WRITTEN PROBLEM
Recast the data below as a Markdown table with the columns Row and Entry, where Row numbers each line and Entry holds the line itself. Start at the line that contains "UI element localization: list", stop after the line that contains "Circle shape: [518, 365, 520, 366]", and skip any blank lines.

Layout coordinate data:
·····
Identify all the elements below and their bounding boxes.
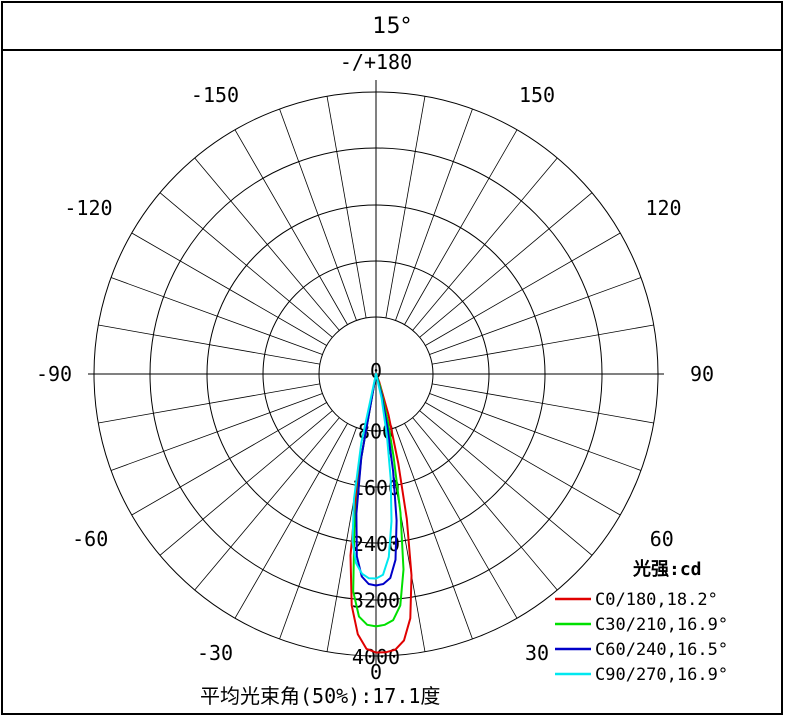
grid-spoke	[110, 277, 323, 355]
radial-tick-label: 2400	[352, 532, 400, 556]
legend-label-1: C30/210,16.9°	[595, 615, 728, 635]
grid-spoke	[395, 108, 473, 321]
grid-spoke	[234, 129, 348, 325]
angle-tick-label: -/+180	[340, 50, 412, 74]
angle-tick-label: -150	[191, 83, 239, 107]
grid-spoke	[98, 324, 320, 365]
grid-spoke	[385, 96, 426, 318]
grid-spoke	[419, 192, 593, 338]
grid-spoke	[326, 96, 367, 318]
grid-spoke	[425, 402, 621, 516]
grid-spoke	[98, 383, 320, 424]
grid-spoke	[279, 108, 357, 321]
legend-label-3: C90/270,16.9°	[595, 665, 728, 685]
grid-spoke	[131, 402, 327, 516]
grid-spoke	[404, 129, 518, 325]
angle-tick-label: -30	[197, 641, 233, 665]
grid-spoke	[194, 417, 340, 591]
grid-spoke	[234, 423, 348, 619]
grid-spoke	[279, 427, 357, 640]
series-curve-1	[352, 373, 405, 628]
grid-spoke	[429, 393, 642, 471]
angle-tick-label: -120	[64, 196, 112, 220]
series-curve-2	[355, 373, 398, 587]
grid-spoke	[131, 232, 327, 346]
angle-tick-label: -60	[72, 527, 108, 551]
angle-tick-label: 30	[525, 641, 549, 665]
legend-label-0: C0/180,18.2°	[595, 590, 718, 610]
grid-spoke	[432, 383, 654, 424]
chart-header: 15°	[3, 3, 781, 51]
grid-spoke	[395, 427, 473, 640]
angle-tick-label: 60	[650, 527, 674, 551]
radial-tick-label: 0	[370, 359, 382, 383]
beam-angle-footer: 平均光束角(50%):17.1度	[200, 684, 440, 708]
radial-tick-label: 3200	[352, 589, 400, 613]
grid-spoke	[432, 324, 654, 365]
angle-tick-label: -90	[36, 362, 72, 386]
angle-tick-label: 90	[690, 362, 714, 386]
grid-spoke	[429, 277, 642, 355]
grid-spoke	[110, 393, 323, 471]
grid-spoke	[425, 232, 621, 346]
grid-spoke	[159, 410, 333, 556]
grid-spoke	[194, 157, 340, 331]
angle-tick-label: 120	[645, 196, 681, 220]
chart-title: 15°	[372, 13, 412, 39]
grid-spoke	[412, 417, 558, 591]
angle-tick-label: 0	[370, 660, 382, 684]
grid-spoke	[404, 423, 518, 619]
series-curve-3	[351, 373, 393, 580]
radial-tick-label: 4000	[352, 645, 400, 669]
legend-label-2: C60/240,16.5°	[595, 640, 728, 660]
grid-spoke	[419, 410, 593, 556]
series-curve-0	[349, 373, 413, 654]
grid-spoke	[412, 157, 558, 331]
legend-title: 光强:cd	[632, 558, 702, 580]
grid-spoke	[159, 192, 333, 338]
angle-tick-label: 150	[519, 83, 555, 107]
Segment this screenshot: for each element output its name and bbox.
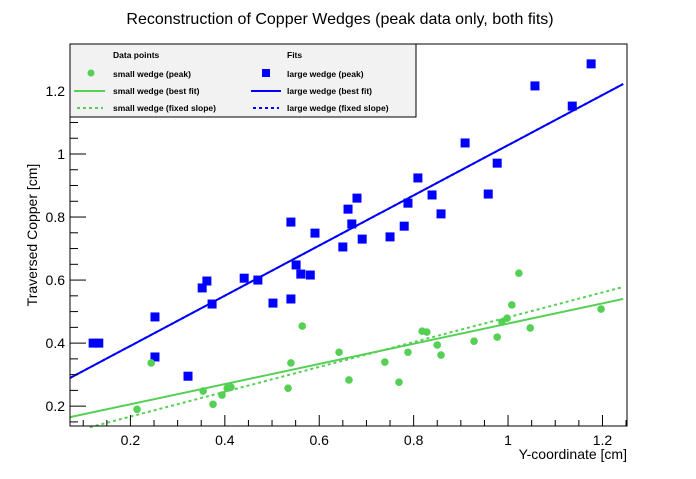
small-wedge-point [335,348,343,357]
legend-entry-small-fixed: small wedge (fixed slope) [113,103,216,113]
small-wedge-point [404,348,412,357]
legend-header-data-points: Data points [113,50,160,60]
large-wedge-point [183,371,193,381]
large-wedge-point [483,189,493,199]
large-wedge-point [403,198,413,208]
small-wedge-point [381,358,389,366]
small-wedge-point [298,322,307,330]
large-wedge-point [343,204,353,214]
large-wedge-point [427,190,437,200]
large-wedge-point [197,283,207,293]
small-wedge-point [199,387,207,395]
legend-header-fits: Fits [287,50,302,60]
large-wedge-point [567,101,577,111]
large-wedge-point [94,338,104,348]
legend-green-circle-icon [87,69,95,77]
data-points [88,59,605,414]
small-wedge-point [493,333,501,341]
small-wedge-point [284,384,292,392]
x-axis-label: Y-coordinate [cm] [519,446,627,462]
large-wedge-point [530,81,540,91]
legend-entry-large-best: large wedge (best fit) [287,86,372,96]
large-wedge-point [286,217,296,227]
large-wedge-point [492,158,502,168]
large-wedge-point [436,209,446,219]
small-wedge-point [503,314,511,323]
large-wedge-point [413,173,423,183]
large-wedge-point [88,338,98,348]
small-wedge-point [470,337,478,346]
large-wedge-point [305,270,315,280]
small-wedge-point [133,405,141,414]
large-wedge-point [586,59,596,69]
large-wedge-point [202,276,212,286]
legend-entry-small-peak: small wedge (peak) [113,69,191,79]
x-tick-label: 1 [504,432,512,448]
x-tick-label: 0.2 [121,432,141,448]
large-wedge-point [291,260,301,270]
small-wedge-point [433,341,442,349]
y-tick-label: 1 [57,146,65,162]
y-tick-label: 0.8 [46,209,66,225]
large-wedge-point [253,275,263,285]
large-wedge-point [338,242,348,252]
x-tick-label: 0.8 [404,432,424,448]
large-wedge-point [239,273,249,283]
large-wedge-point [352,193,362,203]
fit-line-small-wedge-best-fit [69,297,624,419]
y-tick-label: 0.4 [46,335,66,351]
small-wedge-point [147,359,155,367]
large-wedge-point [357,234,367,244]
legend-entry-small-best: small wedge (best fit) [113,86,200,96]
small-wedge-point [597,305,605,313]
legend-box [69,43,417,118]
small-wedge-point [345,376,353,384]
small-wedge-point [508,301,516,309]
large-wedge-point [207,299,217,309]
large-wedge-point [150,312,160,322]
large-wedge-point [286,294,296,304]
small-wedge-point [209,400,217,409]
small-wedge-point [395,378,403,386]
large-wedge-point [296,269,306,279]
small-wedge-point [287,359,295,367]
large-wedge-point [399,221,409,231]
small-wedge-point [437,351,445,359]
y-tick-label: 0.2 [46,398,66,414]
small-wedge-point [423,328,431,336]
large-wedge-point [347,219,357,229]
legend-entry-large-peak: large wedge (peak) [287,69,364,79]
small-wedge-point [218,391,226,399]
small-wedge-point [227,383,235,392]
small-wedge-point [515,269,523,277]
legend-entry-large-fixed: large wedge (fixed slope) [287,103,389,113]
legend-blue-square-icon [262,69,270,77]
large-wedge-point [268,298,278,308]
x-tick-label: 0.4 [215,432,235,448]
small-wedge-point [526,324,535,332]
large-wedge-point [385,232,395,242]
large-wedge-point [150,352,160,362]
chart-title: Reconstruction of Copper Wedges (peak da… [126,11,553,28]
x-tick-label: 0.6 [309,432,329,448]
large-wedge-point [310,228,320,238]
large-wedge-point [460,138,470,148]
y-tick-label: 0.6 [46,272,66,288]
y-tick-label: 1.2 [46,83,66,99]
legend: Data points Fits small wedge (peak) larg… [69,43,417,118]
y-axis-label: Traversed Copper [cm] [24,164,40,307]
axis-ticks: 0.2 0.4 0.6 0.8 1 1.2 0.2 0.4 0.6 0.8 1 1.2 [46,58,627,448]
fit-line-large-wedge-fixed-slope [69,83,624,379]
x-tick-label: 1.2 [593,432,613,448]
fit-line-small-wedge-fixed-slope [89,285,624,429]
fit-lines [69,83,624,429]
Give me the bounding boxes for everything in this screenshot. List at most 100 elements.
·····
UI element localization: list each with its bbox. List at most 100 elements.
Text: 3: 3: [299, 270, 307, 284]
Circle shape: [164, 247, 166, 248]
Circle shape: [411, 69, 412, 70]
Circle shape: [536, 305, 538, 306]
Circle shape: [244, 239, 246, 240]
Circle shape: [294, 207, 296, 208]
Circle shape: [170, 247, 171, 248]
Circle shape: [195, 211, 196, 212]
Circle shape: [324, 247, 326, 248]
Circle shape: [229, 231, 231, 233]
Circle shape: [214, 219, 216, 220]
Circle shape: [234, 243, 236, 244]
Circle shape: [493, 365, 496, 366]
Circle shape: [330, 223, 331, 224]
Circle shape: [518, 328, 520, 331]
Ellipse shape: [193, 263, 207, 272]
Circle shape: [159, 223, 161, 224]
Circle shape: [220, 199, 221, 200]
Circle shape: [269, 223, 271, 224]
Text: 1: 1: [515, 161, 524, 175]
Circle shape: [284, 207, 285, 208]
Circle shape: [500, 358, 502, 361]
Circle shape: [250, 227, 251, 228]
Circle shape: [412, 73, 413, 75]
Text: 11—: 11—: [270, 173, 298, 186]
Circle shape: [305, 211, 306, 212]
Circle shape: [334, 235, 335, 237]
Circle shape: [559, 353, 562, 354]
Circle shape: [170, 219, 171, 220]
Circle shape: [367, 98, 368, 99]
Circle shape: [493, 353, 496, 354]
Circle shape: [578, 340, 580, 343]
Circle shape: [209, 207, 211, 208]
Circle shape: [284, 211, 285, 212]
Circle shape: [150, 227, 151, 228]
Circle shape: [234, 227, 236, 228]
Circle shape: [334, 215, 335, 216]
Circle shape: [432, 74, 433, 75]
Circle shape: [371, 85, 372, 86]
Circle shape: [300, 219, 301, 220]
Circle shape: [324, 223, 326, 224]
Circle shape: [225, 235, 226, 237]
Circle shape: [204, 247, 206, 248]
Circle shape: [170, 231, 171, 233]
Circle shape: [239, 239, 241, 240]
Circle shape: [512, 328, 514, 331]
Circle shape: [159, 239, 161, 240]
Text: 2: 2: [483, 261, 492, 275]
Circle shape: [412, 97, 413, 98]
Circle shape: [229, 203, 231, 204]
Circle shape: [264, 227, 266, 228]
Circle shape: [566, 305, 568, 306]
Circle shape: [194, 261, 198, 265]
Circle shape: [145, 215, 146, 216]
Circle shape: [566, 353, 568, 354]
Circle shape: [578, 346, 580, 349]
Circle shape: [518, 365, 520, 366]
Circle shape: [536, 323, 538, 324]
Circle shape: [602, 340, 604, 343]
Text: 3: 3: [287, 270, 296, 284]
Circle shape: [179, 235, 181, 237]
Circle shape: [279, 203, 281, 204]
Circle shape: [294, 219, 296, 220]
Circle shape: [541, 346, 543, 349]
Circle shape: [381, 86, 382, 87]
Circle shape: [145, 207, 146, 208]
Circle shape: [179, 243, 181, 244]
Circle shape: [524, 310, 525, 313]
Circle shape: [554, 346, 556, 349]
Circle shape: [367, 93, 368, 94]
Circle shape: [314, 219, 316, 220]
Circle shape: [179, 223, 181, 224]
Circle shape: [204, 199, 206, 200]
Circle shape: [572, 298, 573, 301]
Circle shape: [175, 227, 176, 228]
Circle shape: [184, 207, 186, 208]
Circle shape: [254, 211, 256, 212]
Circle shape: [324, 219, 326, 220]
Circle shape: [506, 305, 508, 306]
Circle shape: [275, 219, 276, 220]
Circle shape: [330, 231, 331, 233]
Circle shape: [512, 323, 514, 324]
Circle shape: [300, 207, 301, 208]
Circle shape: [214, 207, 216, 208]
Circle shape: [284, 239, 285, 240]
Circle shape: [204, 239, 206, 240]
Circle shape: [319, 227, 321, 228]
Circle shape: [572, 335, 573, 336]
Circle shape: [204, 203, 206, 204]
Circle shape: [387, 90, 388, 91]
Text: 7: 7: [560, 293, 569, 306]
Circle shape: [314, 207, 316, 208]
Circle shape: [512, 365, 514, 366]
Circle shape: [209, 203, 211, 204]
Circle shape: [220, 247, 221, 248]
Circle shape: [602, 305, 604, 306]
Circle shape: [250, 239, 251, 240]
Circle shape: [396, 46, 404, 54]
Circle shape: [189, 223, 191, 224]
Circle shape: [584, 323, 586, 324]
·····
TASK SOLUTION
| Row | Entry |
|---|---|
| 1 | UI element localization: list each with its bbox. List at most 100 elements. |
| 2 | Text: 3: 3: [299, 270, 307, 284] |
| 3 | Circle shape: [164, 247, 166, 248] |
| 4 | Circle shape: [411, 69, 412, 70] |
| 5 | Circle shape: [536, 305, 538, 306] |
| 6 | Circle shape: [244, 239, 246, 240] |
| 7 | Circle shape: [294, 207, 296, 208] |
| 8 | Circle shape: [170, 247, 171, 248] |
| 9 | Circle shape: [195, 211, 196, 212] |
| 10 | Circle shape: [324, 247, 326, 248] |
| 11 | Circle shape: [229, 231, 231, 233] |
| 12 | Circle shape: [214, 219, 216, 220] |
| 13 | Circle shape: [234, 243, 236, 244] |
| 14 | Circle shape: [493, 365, 496, 366] |
| 15 | Circle shape: [330, 223, 331, 224] |
| 16 | Circle shape: [518, 328, 520, 331] |
| 17 | Ellipse shape: [193, 263, 207, 272] |
| 18 | Circle shape: [159, 223, 161, 224] |
| 19 | Circle shape: [220, 199, 221, 200] |
| 20 | Circle shape: [269, 223, 271, 224] |
| 21 | Text: 1: 1: [515, 161, 524, 175] |
| 22 | Circle shape: [284, 207, 285, 208] |
| 23 | Circle shape: [500, 358, 502, 361] |
| 24 | Circle shape: [250, 227, 251, 228] |
| 25 | Circle shape: [412, 73, 413, 75] |
| 26 | Text: 11—: 11—: [270, 173, 298, 186] |
| 27 | Circle shape: [305, 211, 306, 212] |
| 28 | Circle shape: [334, 235, 335, 237] |
| 29 | Circle shape: [559, 353, 562, 354] |
| 30 | Circle shape: [170, 219, 171, 220] |
| 31 | Circle shape: [367, 98, 368, 99] |
| 32 | Circle shape: [493, 353, 496, 354] |
| 33 | Circle shape: [578, 340, 580, 343] |
| 34 | Circle shape: [209, 207, 211, 208] |
| 35 | Circle shape: [284, 211, 285, 212] |
| 36 | Circle shape: [150, 227, 151, 228] |
| 37 | Circle shape: [234, 227, 236, 228] |
| 38 | Circle shape: [334, 215, 335, 216] |
| 39 | Circle shape: [432, 74, 433, 75] |
| 40 | Circle shape: [371, 85, 372, 86] |
| 41 | Circle shape: [300, 219, 301, 220] |
| 42 | Circle shape: [324, 223, 326, 224] |
| 43 | Circle shape: [225, 235, 226, 237] |
| 44 | Circle shape: [204, 247, 206, 248] |
| 45 | Circle shape: [170, 231, 171, 233] |
| 46 | Circle shape: [239, 239, 241, 240] |
| 47 | Circle shape: [512, 328, 514, 331] |
| 48 | Circle shape: [159, 239, 161, 240] |
| 49 | Text: 2: 2: [483, 261, 492, 275] |
| 50 | Circle shape: [412, 97, 413, 98] |
| 51 | Circle shape: [229, 203, 231, 204] |
| 52 | Circle shape: [264, 227, 266, 228] |
| 53 | Circle shape: [566, 305, 568, 306] |
| 54 | Circle shape: [194, 261, 198, 265] |
| 55 | Circle shape: [145, 215, 146, 216] |
| 56 | Circle shape: [566, 353, 568, 354] |
| 57 | Circle shape: [578, 346, 580, 349] |
| 58 | Circle shape: [518, 365, 520, 366] |